> **The task**:
Copy the result of filtering the entries below for lines that include the string "structured".

────────────────────────────────────────

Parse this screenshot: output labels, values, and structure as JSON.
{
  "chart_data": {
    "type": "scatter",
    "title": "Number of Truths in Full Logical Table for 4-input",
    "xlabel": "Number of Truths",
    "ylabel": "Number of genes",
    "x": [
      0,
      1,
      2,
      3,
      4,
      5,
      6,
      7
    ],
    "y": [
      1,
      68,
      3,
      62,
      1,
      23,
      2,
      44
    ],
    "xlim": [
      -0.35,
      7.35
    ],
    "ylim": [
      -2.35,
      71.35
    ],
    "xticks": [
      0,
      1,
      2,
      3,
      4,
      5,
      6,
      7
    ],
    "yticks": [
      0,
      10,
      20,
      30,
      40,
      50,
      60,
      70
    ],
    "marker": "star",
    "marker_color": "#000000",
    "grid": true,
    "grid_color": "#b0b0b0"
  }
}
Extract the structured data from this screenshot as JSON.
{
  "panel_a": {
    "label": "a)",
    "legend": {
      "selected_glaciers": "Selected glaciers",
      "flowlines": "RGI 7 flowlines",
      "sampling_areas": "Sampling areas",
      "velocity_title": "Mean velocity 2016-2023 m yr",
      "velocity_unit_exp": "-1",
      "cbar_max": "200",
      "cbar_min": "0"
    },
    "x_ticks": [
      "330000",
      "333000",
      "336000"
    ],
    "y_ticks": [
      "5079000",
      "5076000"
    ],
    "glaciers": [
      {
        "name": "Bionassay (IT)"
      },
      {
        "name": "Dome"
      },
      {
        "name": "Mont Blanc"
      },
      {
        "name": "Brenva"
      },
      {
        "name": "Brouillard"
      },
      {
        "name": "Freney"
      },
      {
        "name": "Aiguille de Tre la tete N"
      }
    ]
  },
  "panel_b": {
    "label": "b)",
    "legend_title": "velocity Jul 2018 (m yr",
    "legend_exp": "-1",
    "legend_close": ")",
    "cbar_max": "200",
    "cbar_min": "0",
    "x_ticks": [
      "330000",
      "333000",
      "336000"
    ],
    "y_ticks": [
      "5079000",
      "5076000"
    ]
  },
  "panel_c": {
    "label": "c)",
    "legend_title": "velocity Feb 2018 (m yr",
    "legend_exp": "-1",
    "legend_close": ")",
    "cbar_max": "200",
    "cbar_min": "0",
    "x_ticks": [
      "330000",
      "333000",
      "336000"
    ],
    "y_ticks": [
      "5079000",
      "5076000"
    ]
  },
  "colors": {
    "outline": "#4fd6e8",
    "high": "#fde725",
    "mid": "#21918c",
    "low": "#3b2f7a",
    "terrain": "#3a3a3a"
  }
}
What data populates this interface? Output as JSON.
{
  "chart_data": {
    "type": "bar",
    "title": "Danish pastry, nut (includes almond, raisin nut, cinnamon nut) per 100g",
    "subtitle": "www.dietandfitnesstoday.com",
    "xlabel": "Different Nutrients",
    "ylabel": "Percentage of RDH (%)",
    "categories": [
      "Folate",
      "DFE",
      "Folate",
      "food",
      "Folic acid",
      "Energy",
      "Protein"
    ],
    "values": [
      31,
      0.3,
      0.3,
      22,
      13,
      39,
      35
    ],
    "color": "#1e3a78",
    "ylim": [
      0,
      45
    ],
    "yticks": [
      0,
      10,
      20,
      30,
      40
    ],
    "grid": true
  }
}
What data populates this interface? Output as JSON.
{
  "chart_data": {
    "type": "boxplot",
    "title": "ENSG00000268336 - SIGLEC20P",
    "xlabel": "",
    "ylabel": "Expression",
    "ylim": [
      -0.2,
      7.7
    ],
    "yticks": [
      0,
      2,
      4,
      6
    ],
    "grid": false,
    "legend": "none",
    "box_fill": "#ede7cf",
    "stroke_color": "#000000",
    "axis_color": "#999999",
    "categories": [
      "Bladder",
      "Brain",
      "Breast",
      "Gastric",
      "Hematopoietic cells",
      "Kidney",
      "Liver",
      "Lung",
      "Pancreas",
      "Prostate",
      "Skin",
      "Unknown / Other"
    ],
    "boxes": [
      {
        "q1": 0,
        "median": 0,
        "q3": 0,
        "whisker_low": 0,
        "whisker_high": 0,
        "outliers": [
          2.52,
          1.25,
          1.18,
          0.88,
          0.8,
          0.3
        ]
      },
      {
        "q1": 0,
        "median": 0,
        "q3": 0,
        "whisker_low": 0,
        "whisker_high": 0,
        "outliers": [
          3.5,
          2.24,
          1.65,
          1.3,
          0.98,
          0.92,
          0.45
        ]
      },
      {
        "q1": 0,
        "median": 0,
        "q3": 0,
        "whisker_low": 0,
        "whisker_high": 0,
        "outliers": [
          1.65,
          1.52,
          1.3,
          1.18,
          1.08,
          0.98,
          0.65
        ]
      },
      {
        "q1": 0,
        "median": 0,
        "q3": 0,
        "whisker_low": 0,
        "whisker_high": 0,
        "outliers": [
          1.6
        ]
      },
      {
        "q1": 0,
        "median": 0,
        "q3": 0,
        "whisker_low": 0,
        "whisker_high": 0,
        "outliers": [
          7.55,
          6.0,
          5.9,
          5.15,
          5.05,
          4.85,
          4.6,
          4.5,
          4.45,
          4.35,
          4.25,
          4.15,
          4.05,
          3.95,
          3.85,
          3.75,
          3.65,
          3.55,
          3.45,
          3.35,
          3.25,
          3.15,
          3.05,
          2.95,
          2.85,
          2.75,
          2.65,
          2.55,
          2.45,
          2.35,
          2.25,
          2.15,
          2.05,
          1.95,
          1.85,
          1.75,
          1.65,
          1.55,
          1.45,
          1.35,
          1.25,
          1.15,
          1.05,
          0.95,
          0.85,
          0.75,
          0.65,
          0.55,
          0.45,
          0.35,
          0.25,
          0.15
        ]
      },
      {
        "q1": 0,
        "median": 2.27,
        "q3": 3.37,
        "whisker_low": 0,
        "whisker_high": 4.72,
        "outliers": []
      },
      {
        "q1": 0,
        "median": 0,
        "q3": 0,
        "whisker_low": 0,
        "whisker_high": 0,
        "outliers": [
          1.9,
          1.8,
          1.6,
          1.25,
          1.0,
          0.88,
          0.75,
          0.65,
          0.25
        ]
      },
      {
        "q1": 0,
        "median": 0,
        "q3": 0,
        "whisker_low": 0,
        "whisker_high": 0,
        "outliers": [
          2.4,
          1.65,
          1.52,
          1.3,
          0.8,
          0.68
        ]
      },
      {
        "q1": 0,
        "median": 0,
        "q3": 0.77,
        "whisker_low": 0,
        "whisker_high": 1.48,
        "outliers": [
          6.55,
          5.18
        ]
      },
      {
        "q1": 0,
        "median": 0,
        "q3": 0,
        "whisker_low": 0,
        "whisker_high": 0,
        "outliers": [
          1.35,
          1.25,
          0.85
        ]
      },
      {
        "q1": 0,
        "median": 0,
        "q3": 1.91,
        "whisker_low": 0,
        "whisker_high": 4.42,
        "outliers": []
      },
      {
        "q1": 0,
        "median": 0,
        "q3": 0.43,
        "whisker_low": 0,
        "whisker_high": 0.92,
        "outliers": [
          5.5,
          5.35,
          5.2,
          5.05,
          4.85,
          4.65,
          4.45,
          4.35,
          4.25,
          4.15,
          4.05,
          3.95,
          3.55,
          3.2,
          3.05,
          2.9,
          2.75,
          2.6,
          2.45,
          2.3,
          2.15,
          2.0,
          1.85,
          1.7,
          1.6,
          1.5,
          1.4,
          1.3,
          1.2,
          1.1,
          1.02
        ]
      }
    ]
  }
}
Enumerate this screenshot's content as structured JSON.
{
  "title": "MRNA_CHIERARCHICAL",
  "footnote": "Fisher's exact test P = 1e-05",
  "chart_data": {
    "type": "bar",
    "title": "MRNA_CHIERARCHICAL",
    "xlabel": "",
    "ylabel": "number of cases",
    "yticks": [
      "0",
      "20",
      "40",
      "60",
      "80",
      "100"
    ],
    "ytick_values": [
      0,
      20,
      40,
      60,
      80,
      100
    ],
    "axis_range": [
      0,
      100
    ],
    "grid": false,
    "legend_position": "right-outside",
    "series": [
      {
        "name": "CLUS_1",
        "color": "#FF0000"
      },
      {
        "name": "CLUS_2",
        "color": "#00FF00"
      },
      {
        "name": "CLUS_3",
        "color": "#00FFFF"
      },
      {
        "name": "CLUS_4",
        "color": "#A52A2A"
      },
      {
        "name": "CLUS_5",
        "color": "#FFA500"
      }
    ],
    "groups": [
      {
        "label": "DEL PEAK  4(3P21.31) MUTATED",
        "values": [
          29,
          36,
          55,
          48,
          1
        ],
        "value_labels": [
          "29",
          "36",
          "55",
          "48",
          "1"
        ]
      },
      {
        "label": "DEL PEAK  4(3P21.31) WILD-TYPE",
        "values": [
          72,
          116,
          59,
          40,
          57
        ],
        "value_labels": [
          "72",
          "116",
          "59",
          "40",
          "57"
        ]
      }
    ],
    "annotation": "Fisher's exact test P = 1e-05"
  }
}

────────────────────────────────────────

> **Output below**:
Extract the structured data from this screenshot as JSON.
Enumerate this screenshot's content as structured JSON.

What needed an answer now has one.